>> Start

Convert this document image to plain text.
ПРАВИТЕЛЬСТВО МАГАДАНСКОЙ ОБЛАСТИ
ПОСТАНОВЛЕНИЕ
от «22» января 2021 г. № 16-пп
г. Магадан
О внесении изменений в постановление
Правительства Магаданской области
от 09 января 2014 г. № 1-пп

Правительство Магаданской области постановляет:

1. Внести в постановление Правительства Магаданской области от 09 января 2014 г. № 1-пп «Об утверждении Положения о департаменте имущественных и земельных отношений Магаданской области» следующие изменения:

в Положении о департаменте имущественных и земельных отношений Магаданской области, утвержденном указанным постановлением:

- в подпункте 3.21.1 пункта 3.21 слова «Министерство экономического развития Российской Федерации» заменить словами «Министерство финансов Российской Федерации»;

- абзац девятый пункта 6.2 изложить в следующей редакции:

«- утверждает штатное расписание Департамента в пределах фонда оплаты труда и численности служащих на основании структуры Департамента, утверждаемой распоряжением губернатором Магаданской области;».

>> End

What is being asked – Return all of the above records exactly, leaving no line out.

Task response –
Convert this document image to plain text.
ПРАВИТЕЛЬСТВО МАГАДАНСКОЙ ОБЛАСТИ
ПОСТАНОВЛЕНИЕ
от «22» января 2021 г. № 16-пп
г. Магадан
О внесении изменений в постановление
Правительства Магаданской области
от 09 января 2014 г. № 1-пп

Правительство Магаданской области постановляет:

1. Внести в постановление Правительства Магаданской области от 09 января 2014 г. № 1-пп «Об утверждении Положения о департаменте имущественных и земельных отношений Магаданской области» следующие изменения:

в Положении о департаменте имущественных и земельных отношений Магаданской области, утвержденном указанным постановлением:

- в подпункте 3.21.1 пункта 3.21 слова «Министерство экономического развития Российской Федерации» заменить словами «Министерство финансов Российской Федерации»;

- абзац девятый пункта 6.2 изложить в следующей редакции:

«- утверждает штатное расписание Департамента в пределах фонда оплаты труда и численности служащих на основании структуры Департамента, утверждаемой распоряжением губернатором Магаданской области;».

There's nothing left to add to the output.